[Your objective]
Copy the listing below in full and skip every picture.

════════════════════

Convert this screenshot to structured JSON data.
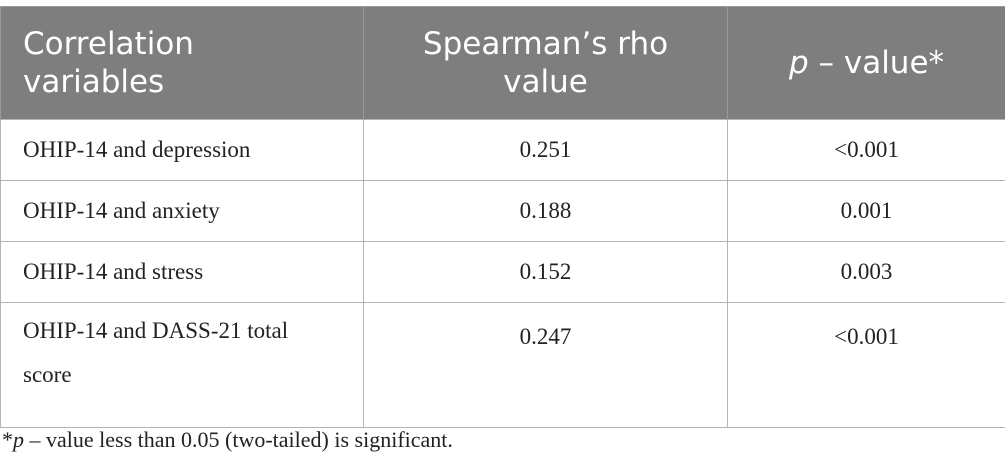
{
  "table": {
    "headers": [
      "Correlation variables",
      "Spearman’s rho value",
      {
        "prefix": "",
        "italic": "p",
        "suffix": " – value*"
      }
    ],
    "rows": [
      [
        "OHIP-14 and depression",
        "0.251",
        "<0.001"
      ],
      [
        "OHIP-14 and anxiety",
        "0.188",
        "0.001"
      ],
      [
        "OHIP-14 and stress",
        "0.152",
        "0.003"
      ],
      [
        "OHIP-14 and DASS-21 total score",
        "0.247",
        "<0.001"
      ]
    ]
  },
  "footnote": {
    "prefix": "*",
    "italic": "p",
    "suffix": " – value less than 0.05 (two-tailed) is significant."
  }
}
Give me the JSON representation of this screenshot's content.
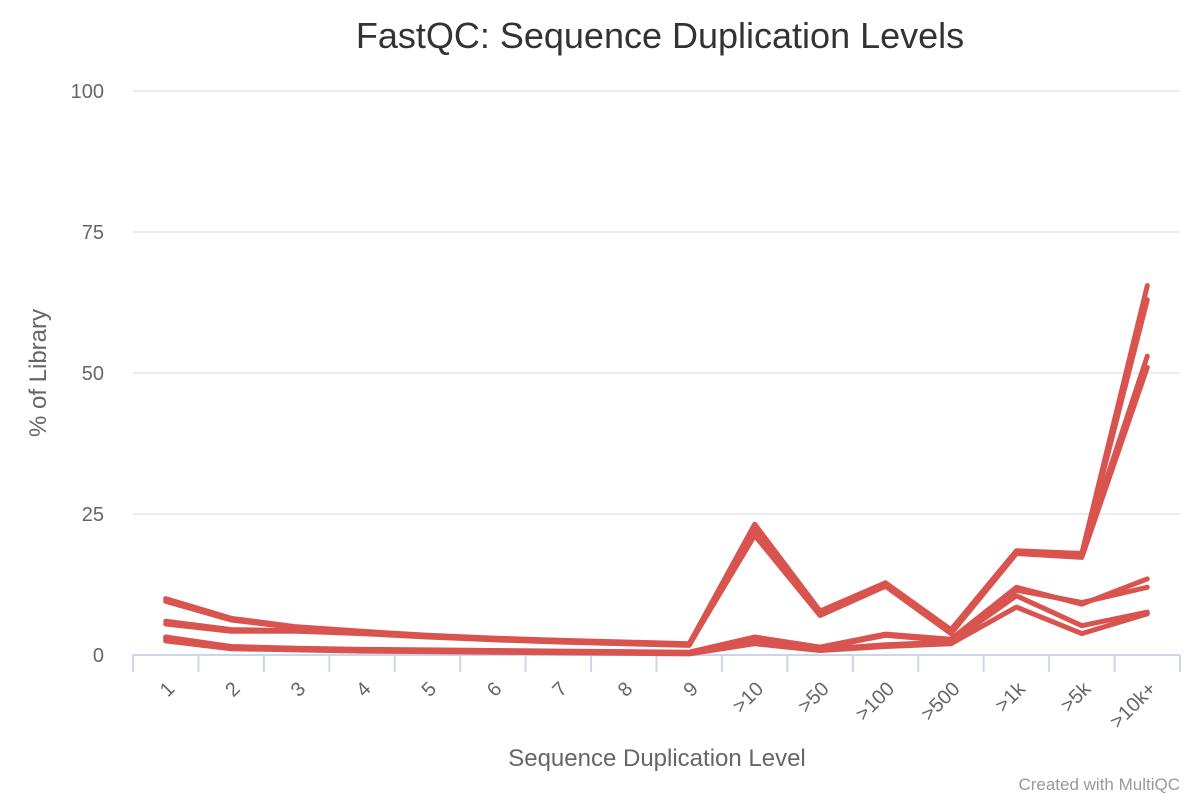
{
  "chart_data": {
    "type": "line",
    "title": "FastQC: Sequence Duplication Levels",
    "xlabel": "Sequence Duplication Level",
    "ylabel": "% of Library",
    "categories": [
      "1",
      "2",
      "3",
      "4",
      "5",
      "6",
      "7",
      "8",
      "9",
      ">10",
      ">50",
      ">100",
      ">500",
      ">1k",
      ">5k",
      ">10k+"
    ],
    "ylim": [
      0,
      100
    ],
    "yticks": [
      0,
      25,
      50,
      75,
      100
    ],
    "grid": true,
    "legend": "none",
    "series_color": "#d9534f",
    "series": [
      {
        "values": [
          10.0,
          6.5,
          5.0,
          4.2,
          3.5,
          3.0,
          2.6,
          2.3,
          2.0,
          23.2,
          7.8,
          12.8,
          4.5,
          18.5,
          18.0,
          65.5
        ]
      },
      {
        "values": [
          9.5,
          6.2,
          4.8,
          4.0,
          3.4,
          2.9,
          2.5,
          2.2,
          1.9,
          22.0,
          7.3,
          12.5,
          4.2,
          18.2,
          17.5,
          63.0
        ]
      },
      {
        "values": [
          6.0,
          4.5,
          4.3,
          3.9,
          3.3,
          2.8,
          2.4,
          2.1,
          1.8,
          21.2,
          7.0,
          12.2,
          3.8,
          18.0,
          17.3,
          51.0
        ]
      },
      {
        "values": [
          5.5,
          4.2,
          4.2,
          3.8,
          3.2,
          2.7,
          2.3,
          2.0,
          1.7,
          21.8,
          7.5,
          12.6,
          4.0,
          18.3,
          18.0,
          53.0
        ]
      },
      {
        "values": [
          3.2,
          1.5,
          1.2,
          1.0,
          0.9,
          0.8,
          0.7,
          0.6,
          0.5,
          3.2,
          1.4,
          3.7,
          2.8,
          12.0,
          9.0,
          13.5
        ]
      },
      {
        "values": [
          3.0,
          1.4,
          1.1,
          0.9,
          0.8,
          0.7,
          0.6,
          0.5,
          0.4,
          2.8,
          1.2,
          3.5,
          2.5,
          11.5,
          9.3,
          12.0
        ]
      },
      {
        "values": [
          2.7,
          1.2,
          1.0,
          0.8,
          0.7,
          0.6,
          0.5,
          0.4,
          0.3,
          2.4,
          1.0,
          1.8,
          2.3,
          10.5,
          5.2,
          7.6
        ]
      },
      {
        "values": [
          2.5,
          1.1,
          0.9,
          0.7,
          0.6,
          0.5,
          0.4,
          0.3,
          0.2,
          2.0,
          0.8,
          1.5,
          2.0,
          8.5,
          3.8,
          7.3
        ]
      }
    ]
  },
  "credit": "Created with MultiQC"
}
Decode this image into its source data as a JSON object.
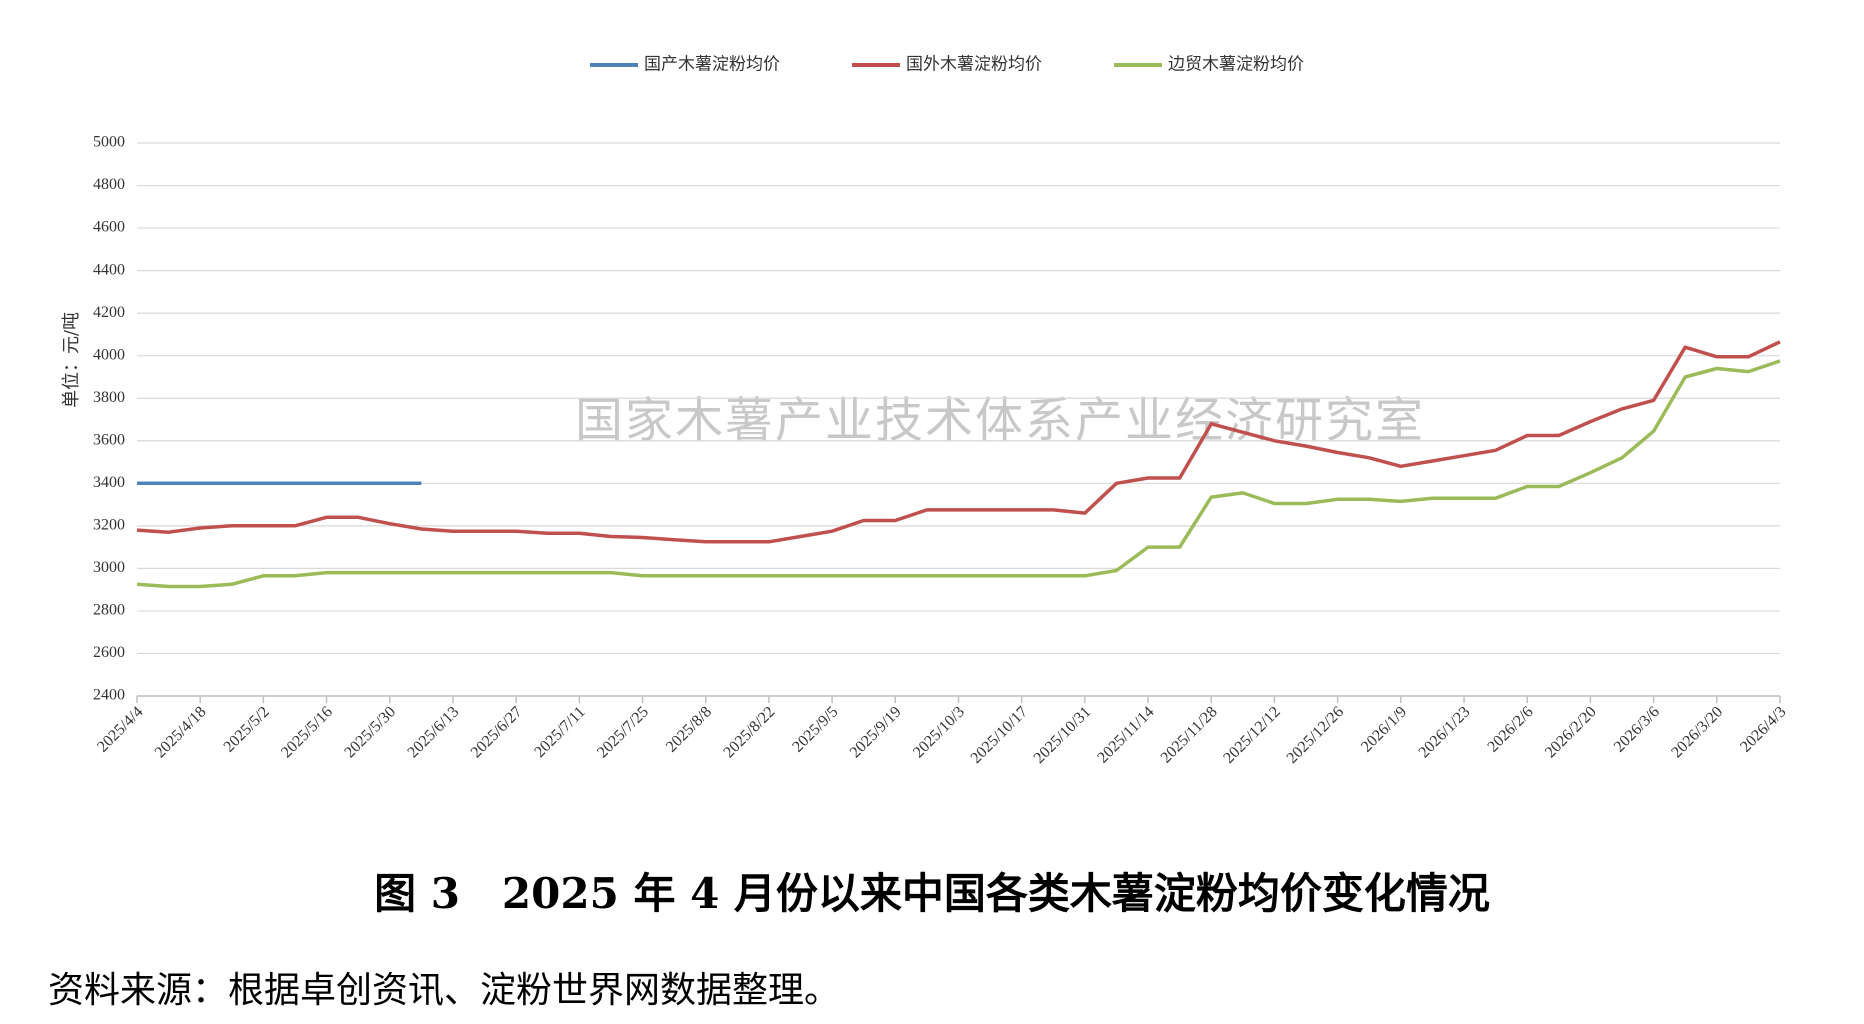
{
  "chart_data": {
    "type": "line",
    "title": "图 3　2025 年 4 月份以来中国各类木薯淀粉均价变化情况",
    "source": "资料来源：根据卓创资讯、淀粉世界网数据整理。",
    "watermark": "国家木薯产业技术体系产业经济研究室",
    "y_label": "单位：元/吨",
    "categories": [
      "2025/4/4",
      null,
      "2025/4/18",
      null,
      "2025/5/2",
      null,
      "2025/5/16",
      null,
      "2025/5/30",
      null,
      "2025/6/13",
      null,
      "2025/6/27",
      null,
      "2025/7/11",
      null,
      "2025/7/25",
      null,
      "2025/8/8",
      null,
      "2025/8/22",
      null,
      "2025/9/5",
      null,
      "2025/9/19",
      null,
      "2025/10/3",
      null,
      "2025/10/17",
      null,
      "2025/10/31",
      null,
      "2025/11/14",
      null,
      "2025/11/28",
      null,
      "2025/12/12",
      null,
      "2025/12/26",
      null,
      "2026/1/9",
      null,
      "2026/1/23",
      null,
      "2026/2/6",
      null,
      "2026/2/20",
      null,
      "2026/3/6",
      null,
      "2026/3/20",
      null,
      "2026/4/3"
    ],
    "series": [
      {
        "name": "国产木薯淀粉均价",
        "color": "#4f81bd",
        "values": [
          3400,
          3400,
          3400,
          3400,
          3400,
          3400,
          3400,
          3400,
          3400,
          3400,
          null,
          null,
          null,
          null,
          null,
          null,
          null,
          null,
          null,
          null,
          null,
          null,
          null,
          null,
          null,
          null,
          null,
          null,
          null,
          null,
          null,
          null,
          null,
          null,
          null,
          null,
          null,
          null,
          null,
          null,
          null,
          null,
          null,
          null,
          null,
          null,
          null,
          null,
          null,
          null,
          null,
          null,
          null
        ]
      },
      {
        "name": "国外木薯淀粉均价",
        "color": "#c0504d",
        "values": [
          3180,
          3170,
          3190,
          3200,
          3200,
          3200,
          3240,
          3240,
          3210,
          3185,
          3175,
          3175,
          3175,
          3165,
          3165,
          3150,
          3145,
          3135,
          3125,
          3125,
          3125,
          3150,
          3175,
          3225,
          3225,
          3275,
          3275,
          3275,
          3275,
          3275,
          3260,
          3400,
          3425,
          3425,
          3680,
          3640,
          3600,
          3575,
          3545,
          3520,
          3480,
          3505,
          3530,
          3555,
          3625,
          3625,
          3690,
          3750,
          3790,
          4040,
          3995,
          3995,
          4065
        ]
      },
      {
        "name": "边贸木薯淀粉均价",
        "color": "#9bbb59",
        "values": [
          2925,
          2915,
          2915,
          2925,
          2965,
          2965,
          2980,
          2980,
          2980,
          2980,
          2980,
          2980,
          2980,
          2980,
          2980,
          2980,
          2965,
          2965,
          2965,
          2965,
          2965,
          2965,
          2965,
          2965,
          2965,
          2965,
          2965,
          2965,
          2965,
          2965,
          2965,
          2990,
          3100,
          3100,
          3335,
          3355,
          3305,
          3305,
          3325,
          3325,
          3315,
          3330,
          3330,
          3330,
          3385,
          3385,
          3450,
          3520,
          3645,
          3900,
          3940,
          3925,
          3975
        ]
      }
    ],
    "ylim": [
      2400,
      5000
    ],
    "yticks": [
      2400,
      2600,
      2800,
      3000,
      3200,
      3400,
      3600,
      3800,
      4000,
      4200,
      4400,
      4600,
      4800,
      5000
    ],
    "grid": true,
    "legend": "top"
  }
}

════════════════════

[Expected answer]
Convert this screenshot to structured JSON data.
{
  "table": {
    "headers": [
      "Correlation variables",
      "Spearman’s rho value",
      {
        "prefix": "",
        "italic": "p",
        "suffix": " – value*"
      }
    ],
    "rows": [
      [
        "OHIP-14 and depression",
        "0.251",
        "<0.001"
      ],
      [
        "OHIP-14 and anxiety",
        "0.188",
        "0.001"
      ],
      [
        "OHIP-14 and stress",
        "0.152",
        "0.003"
      ],
      [
        "OHIP-14 and DASS-21 total score",
        "0.247",
        "<0.001"
      ]
    ]
  },
  "footnote": {
    "prefix": "*",
    "italic": "p",
    "suffix": " – value less than 0.05 (two-tailed) is significant."
  }
}
Give me the JSON representation of this screenshot's content.
{
  "chart_data": {
    "type": "line",
    "title": "FastQC: Sequence Duplication Levels",
    "xlabel": "Sequence Duplication Level",
    "ylabel": "% of Library",
    "categories": [
      "1",
      "2",
      "3",
      "4",
      "5",
      "6",
      "7",
      "8",
      "9",
      ">10",
      ">50",
      ">100",
      ">500",
      ">1k",
      ">5k",
      ">10k+"
    ],
    "ylim": [
      0,
      100
    ],
    "yticks": [
      0,
      25,
      50,
      75,
      100
    ],
    "grid": true,
    "legend": "none",
    "series_color": "#d9534f",
    "series": [
      {
        "values": [
          10.0,
          6.5,
          5.0,
          4.2,
          3.5,
          3.0,
          2.6,
          2.3,
          2.0,
          23.2,
          7.8,
          12.8,
          4.5,
          18.5,
          18.0,
          65.5
        ]
      },
      {
        "values": [
          9.5,
          6.2,
          4.8,
          4.0,
          3.4,
          2.9,
          2.5,
          2.2,
          1.9,
          22.0,
          7.3,
          12.5,
          4.2,
          18.2,
          17.5,
          63.0
        ]
      },
      {
        "values": [
          6.0,
          4.5,
          4.3,
          3.9,
          3.3,
          2.8,
          2.4,
          2.1,
          1.8,
          21.2,
          7.0,
          12.2,
          3.8,
          18.0,
          17.3,
          51.0
        ]
      },
      {
        "values": [
          5.5,
          4.2,
          4.2,
          3.8,
          3.2,
          2.7,
          2.3,
          2.0,
          1.7,
          21.8,
          7.5,
          12.6,
          4.0,
          18.3,
          18.0,
          53.0
        ]
      },
      {
        "values": [
          3.2,
          1.5,
          1.2,
          1.0,
          0.9,
          0.8,
          0.7,
          0.6,
          0.5,
          3.2,
          1.4,
          3.7,
          2.8,
          12.0,
          9.0,
          13.5
        ]
      },
      {
        "values": [
          3.0,
          1.4,
          1.1,
          0.9,
          0.8,
          0.7,
          0.6,
          0.5,
          0.4,
          2.8,
          1.2,
          3.5,
          2.5,
          11.5,
          9.3,
          12.0
        ]
      },
      {
        "values": [
          2.7,
          1.2,
          1.0,
          0.8,
          0.7,
          0.6,
          0.5,
          0.4,
          0.3,
          2.4,
          1.0,
          1.8,
          2.3,
          10.5,
          5.2,
          7.6
        ]
      },
      {
        "values": [
          2.5,
          1.1,
          0.9,
          0.7,
          0.6,
          0.5,
          0.4,
          0.3,
          0.2,
          2.0,
          0.8,
          1.5,
          2.0,
          8.5,
          3.8,
          7.3
        ]
      }
    ]
  },
  "credit": "Created with MultiQC"
}
Decode this image into its source data as a JSON object.
{
  "chart_data": {
    "type": "line",
    "title": "图 3　2025 年 4 月份以来中国各类木薯淀粉均价变化情况",
    "source": "资料来源：根据卓创资讯、淀粉世界网数据整理。",
    "watermark": "国家木薯产业技术体系产业经济研究室",
    "y_label": "单位：元/吨",
    "categories": [
      "2025/4/4",
      null,
      "2025/4/18",
      null,
      "2025/5/2",
      null,
      "2025/5/16",
      null,
      "2025/5/30",
      null,
      "2025/6/13",
      null,
      "2025/6/27",
      null,
      "2025/7/11",
      null,
      "2025/7/25",
      null,
      "2025/8/8",
      null,
      "2025/8/22",
      null,
      "2025/9/5",
      null,
      "2025/9/19",
      null,
      "2025/10/3",
      null,
      "2025/10/17",
      null,
      "2025/10/31",
      null,
      "2025/11/14",
      null,
      "2025/11/28",
      null,
      "2025/12/12",
      null,
      "2025/12/26",
      null,
      "2026/1/9",
      null,
      "2026/1/23",
      null,
      "2026/2/6",
      null,
      "2026/2/20",
      null,
      "2026/3/6",
      null,
      "2026/3/20",
      null,
      "2026/4/3"
    ],
    "series": [
      {
        "name": "国产木薯淀粉均价",
        "color": "#4f81bd",
        "values": [
          3400,
          3400,
          3400,
          3400,
          3400,
          3400,
          3400,
          3400,
          3400,
          3400,
          null,
          null,
          null,
          null,
          null,
          null,
          null,
          null,
          null,
          null,
          null,
          null,
          null,
          null,
          null,
          null,
          null,
          null,
          null,
          null,
          null,
          null,
          null,
          null,
          null,
          null,
          null,
          null,
          null,
          null,
          null,
          null,
          null,
          null,
          null,
          null,
          null,
          null,
          null,
          null,
          null,
          null,
          null
        ]
      },
      {
        "name": "国外木薯淀粉均价",
        "color": "#c0504d",
        "values": [
          3180,
          3170,
          3190,
          3200,
          3200,
          3200,
          3240,
          3240,
          3210,
          3185,
          3175,
          3175,
          3175,
          3165,
          3165,
          3150,
          3145,
          3135,
          3125,
          3125,
          3125,
          3150,
          3175,
          3225,
          3225,
          3275,
          3275,
          3275,
          3275,
          3275,
          3260,
          3400,
          3425,
          3425,
          3680,
          3640,
          3600,
          3575,
          3545,
          3520,
          3480,
          3505,
          3530,
          3555,
          3625,
          3625,
          3690,
          3750,
          3790,
          4040,
          3995,
          3995,
          4065
        ]
      },
      {
        "name": "边贸木薯淀粉均价",
        "color": "#9bbb59",
        "values": [
          2925,
          2915,
          2915,
          2925,
          2965,
          2965,
          2980,
          2980,
          2980,
          2980,
          2980,
          2980,
          2980,
          2980,
          2980,
          2980,
          2965,
          2965,
          2965,
          2965,
          2965,
          2965,
          2965,
          2965,
          2965,
          2965,
          2965,
          2965,
          2965,
          2965,
          2965,
          2990,
          3100,
          3100,
          3335,
          3355,
          3305,
          3305,
          3325,
          3325,
          3315,
          3330,
          3330,
          3330,
          3385,
          3385,
          3450,
          3520,
          3645,
          3900,
          3940,
          3925,
          3975
        ]
      }
    ],
    "ylim": [
      2400,
      5000
    ],
    "yticks": [
      2400,
      2600,
      2800,
      3000,
      3200,
      3400,
      3600,
      3800,
      4000,
      4200,
      4400,
      4600,
      4800,
      5000
    ],
    "grid": true,
    "legend": "top"
  }
}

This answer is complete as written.